**Task to carry out**
Extract each line of the records below that contains the word "Thực".

* begin Extracted material *

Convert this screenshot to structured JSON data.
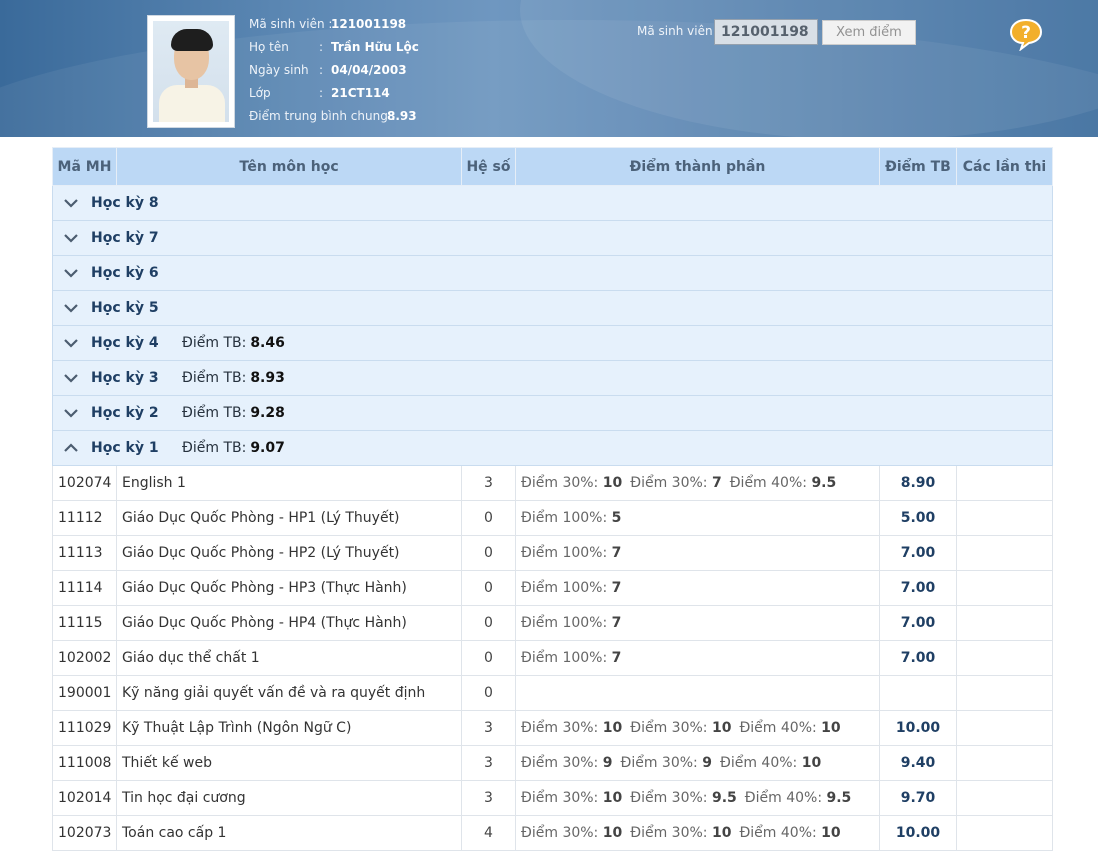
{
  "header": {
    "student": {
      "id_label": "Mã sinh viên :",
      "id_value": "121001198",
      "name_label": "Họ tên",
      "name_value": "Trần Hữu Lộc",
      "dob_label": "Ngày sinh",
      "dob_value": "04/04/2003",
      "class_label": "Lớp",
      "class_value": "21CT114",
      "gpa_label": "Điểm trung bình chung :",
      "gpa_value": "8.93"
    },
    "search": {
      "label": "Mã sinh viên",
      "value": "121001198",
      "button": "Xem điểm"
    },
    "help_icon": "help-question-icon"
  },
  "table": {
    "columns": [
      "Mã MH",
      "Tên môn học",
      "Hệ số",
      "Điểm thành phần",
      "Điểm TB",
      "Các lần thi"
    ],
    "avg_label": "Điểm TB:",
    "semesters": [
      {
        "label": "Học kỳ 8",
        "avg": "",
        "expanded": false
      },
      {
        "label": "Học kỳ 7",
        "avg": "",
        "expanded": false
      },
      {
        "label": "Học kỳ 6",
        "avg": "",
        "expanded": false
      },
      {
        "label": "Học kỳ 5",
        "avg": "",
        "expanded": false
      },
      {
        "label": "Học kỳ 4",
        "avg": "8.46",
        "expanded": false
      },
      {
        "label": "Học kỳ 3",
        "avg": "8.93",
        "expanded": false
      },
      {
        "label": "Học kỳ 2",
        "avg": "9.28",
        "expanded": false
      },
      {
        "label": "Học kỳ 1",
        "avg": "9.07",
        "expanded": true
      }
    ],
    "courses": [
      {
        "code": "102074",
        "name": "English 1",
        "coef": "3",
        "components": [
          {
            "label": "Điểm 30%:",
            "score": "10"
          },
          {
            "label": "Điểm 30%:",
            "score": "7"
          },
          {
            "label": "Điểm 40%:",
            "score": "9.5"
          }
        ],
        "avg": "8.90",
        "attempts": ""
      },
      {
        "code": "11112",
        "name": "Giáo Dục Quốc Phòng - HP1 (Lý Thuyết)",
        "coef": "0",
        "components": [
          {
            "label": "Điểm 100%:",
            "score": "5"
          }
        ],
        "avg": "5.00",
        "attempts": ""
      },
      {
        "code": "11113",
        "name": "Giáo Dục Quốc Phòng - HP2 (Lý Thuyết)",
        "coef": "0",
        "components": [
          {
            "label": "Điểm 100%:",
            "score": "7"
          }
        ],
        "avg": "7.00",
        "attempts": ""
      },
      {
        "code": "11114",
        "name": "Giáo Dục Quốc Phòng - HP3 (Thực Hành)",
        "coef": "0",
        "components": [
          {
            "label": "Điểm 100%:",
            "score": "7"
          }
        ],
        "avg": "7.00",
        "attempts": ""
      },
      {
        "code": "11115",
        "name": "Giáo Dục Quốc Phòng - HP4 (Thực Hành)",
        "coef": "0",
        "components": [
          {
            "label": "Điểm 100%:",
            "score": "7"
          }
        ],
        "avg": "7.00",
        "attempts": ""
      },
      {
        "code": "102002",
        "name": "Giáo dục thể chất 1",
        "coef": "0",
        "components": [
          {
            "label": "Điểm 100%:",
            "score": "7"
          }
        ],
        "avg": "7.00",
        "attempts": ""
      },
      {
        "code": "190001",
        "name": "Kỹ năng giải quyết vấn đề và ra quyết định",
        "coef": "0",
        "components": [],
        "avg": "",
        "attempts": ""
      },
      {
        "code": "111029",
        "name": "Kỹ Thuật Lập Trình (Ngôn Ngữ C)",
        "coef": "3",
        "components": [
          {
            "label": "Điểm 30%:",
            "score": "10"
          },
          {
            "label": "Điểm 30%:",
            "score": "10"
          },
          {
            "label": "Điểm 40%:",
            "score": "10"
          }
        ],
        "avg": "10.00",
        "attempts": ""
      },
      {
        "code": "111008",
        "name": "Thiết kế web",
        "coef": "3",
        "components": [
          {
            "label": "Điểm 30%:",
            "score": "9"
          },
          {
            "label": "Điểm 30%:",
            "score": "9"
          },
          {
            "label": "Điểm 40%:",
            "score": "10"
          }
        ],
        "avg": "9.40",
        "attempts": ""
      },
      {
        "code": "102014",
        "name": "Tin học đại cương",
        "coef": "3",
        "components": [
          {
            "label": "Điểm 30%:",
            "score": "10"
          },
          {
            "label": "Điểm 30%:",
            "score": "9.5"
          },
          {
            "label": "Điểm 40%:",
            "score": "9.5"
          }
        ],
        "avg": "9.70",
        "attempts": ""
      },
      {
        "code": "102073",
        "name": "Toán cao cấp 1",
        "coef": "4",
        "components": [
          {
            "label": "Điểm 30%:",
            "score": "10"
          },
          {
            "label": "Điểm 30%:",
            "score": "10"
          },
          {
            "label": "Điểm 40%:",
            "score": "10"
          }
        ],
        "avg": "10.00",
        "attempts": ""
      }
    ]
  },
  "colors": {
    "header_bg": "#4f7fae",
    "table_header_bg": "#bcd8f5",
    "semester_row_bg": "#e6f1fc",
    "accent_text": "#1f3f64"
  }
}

* end Extracted material *

**Expected answer**
        "name": "Giáo Dục Quốc Phòng - HP3 (Thực Hành)",
        "name": "Giáo Dục Quốc Phòng - HP4 (Thực Hành)",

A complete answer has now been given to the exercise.